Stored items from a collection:
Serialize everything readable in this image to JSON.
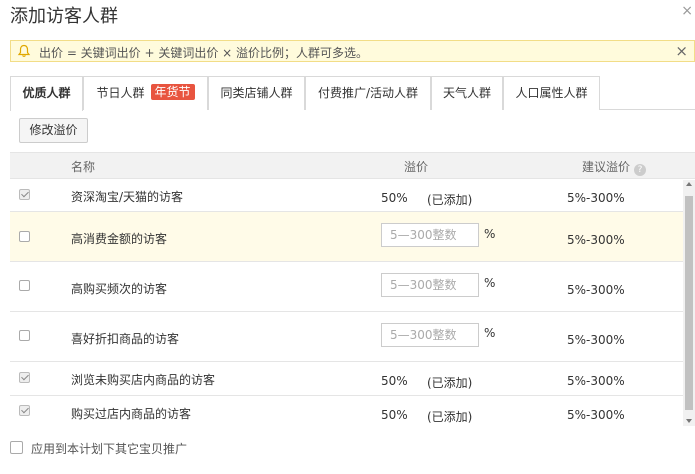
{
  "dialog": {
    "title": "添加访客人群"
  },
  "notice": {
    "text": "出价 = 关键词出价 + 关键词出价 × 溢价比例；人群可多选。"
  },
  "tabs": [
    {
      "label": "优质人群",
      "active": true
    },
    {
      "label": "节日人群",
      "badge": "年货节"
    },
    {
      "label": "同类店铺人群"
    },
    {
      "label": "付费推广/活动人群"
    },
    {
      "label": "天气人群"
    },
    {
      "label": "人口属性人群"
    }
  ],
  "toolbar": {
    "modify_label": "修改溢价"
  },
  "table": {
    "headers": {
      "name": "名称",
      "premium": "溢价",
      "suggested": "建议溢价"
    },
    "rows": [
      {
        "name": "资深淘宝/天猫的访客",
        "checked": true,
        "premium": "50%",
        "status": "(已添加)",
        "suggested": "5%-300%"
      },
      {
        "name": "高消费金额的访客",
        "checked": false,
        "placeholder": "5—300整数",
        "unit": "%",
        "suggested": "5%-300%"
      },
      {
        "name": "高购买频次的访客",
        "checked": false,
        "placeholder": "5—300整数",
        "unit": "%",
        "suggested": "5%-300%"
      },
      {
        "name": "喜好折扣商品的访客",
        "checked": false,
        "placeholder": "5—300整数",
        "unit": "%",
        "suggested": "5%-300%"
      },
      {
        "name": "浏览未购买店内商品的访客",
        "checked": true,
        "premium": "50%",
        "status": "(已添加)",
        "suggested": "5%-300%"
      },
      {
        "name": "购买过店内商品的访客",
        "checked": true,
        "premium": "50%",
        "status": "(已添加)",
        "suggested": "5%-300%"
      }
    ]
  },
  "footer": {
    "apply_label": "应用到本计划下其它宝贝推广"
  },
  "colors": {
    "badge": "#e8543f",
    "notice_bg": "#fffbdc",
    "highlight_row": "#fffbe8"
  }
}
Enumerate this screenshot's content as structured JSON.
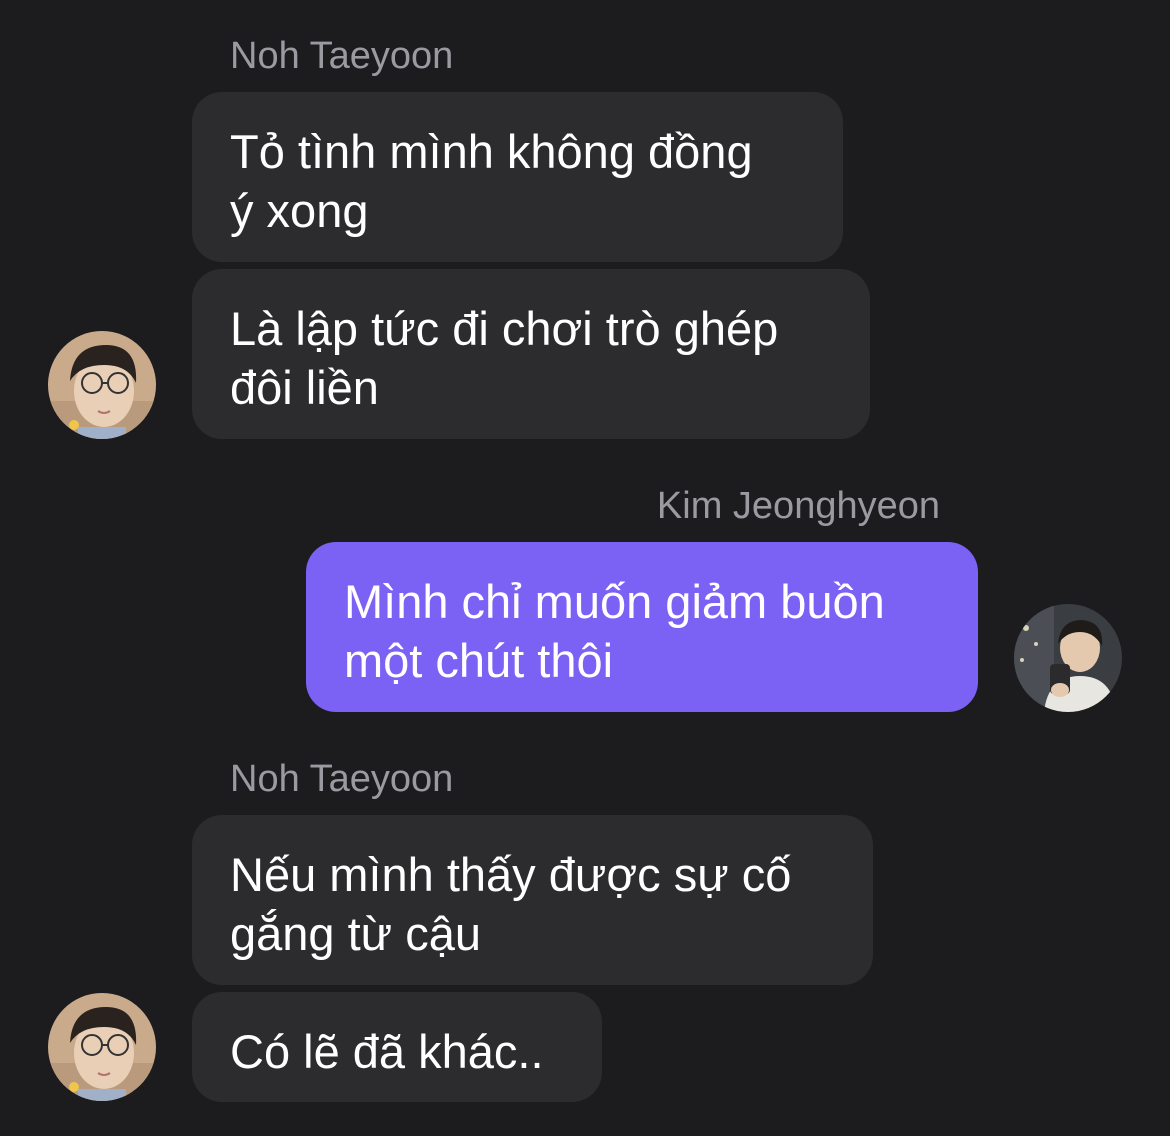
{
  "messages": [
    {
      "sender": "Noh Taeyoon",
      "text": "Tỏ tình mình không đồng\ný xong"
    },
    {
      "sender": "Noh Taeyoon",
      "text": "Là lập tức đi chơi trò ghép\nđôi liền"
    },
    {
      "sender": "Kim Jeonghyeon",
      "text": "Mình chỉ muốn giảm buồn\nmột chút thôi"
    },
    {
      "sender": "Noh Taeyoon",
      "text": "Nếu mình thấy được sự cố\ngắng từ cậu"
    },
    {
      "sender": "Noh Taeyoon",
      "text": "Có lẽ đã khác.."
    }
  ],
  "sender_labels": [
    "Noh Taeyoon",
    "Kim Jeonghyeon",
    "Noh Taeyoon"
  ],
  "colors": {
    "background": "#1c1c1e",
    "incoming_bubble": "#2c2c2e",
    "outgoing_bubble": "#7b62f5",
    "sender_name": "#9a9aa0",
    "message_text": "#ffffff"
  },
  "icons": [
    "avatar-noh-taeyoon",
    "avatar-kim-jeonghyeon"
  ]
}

* [Exercise details]:
Print out the material word for word, omitting the pictures.

* [The result]:
Serialize everything readable in this image to JSON.
{
  "dialog": {
    "title": "添加访客人群"
  },
  "notice": {
    "text": "出价 = 关键词出价 + 关键词出价 × 溢价比例；人群可多选。"
  },
  "tabs": [
    {
      "label": "优质人群",
      "active": true
    },
    {
      "label": "节日人群",
      "badge": "年货节"
    },
    {
      "label": "同类店铺人群"
    },
    {
      "label": "付费推广/活动人群"
    },
    {
      "label": "天气人群"
    },
    {
      "label": "人口属性人群"
    }
  ],
  "toolbar": {
    "modify_label": "修改溢价"
  },
  "table": {
    "headers": {
      "name": "名称",
      "premium": "溢价",
      "suggested": "建议溢价"
    },
    "rows": [
      {
        "name": "资深淘宝/天猫的访客",
        "checked": true,
        "premium": "50%",
        "status": "(已添加)",
        "suggested": "5%-300%"
      },
      {
        "name": "高消费金额的访客",
        "checked": false,
        "placeholder": "5—300整数",
        "unit": "%",
        "suggested": "5%-300%"
      },
      {
        "name": "高购买频次的访客",
        "checked": false,
        "placeholder": "5—300整数",
        "unit": "%",
        "suggested": "5%-300%"
      },
      {
        "name": "喜好折扣商品的访客",
        "checked": false,
        "placeholder": "5—300整数",
        "unit": "%",
        "suggested": "5%-300%"
      },
      {
        "name": "浏览未购买店内商品的访客",
        "checked": true,
        "premium": "50%",
        "status": "(已添加)",
        "suggested": "5%-300%"
      },
      {
        "name": "购买过店内商品的访客",
        "checked": true,
        "premium": "50%",
        "status": "(已添加)",
        "suggested": "5%-300%"
      }
    ]
  },
  "footer": {
    "apply_label": "应用到本计划下其它宝贝推广"
  },
  "colors": {
    "badge": "#e8543f",
    "notice_bg": "#fffbdc",
    "highlight_row": "#fffbe8"
  }
}
Enumerate this screenshot's content as structured JSON.
{
  "messages": [
    {
      "sender": "Noh Taeyoon",
      "text": "Tỏ tình mình không đồng\ný xong"
    },
    {
      "sender": "Noh Taeyoon",
      "text": "Là lập tức đi chơi trò ghép\nđôi liền"
    },
    {
      "sender": "Kim Jeonghyeon",
      "text": "Mình chỉ muốn giảm buồn\nmột chút thôi"
    },
    {
      "sender": "Noh Taeyoon",
      "text": "Nếu mình thấy được sự cố\ngắng từ cậu"
    },
    {
      "sender": "Noh Taeyoon",
      "text": "Có lẽ đã khác.."
    }
  ],
  "sender_labels": [
    "Noh Taeyoon",
    "Kim Jeonghyeon",
    "Noh Taeyoon"
  ],
  "colors": {
    "background": "#1c1c1e",
    "incoming_bubble": "#2c2c2e",
    "outgoing_bubble": "#7b62f5",
    "sender_name": "#9a9aa0",
    "message_text": "#ffffff"
  },
  "icons": [
    "avatar-noh-taeyoon",
    "avatar-kim-jeonghyeon"
  ]
}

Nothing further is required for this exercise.